Data entries
....................

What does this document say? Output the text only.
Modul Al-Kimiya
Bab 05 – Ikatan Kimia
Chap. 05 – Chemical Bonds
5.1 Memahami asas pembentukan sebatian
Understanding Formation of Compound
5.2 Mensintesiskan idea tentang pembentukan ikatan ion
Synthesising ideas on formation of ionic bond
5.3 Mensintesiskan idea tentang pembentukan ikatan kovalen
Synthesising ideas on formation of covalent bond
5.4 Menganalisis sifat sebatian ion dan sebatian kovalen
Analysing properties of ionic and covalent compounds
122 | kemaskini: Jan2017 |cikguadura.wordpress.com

....................

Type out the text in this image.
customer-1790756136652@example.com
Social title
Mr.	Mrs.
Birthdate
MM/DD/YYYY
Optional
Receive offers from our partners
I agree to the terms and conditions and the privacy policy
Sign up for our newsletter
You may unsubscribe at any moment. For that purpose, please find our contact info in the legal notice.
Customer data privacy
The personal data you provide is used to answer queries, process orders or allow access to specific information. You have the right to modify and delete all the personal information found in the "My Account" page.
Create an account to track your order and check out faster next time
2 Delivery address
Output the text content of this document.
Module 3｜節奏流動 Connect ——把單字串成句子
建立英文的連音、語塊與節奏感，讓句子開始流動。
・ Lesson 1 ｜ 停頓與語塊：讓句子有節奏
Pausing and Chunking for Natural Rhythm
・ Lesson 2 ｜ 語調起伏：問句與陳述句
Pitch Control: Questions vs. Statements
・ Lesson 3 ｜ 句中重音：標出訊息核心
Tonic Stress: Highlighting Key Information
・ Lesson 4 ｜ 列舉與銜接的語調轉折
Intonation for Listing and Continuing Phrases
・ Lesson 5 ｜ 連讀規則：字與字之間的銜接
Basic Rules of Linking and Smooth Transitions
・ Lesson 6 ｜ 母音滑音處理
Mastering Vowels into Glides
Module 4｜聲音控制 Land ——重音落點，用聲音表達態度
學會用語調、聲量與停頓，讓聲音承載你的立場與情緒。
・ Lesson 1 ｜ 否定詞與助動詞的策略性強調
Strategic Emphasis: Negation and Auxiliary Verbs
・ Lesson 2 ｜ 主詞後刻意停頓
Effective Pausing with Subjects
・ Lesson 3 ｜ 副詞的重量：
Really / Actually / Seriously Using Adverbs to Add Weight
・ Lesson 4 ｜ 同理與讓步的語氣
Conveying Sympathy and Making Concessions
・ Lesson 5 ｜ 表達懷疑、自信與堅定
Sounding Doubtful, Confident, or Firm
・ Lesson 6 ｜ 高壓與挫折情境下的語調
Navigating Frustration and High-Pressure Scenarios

....................

GIVEN INSTRUCTION: Show every line from the entries above in which "ionic" appears.

RESULT OF THE EXERCISE:
Synthesising ideas on formation of ionic bond
Analysing properties of ionic and covalent compounds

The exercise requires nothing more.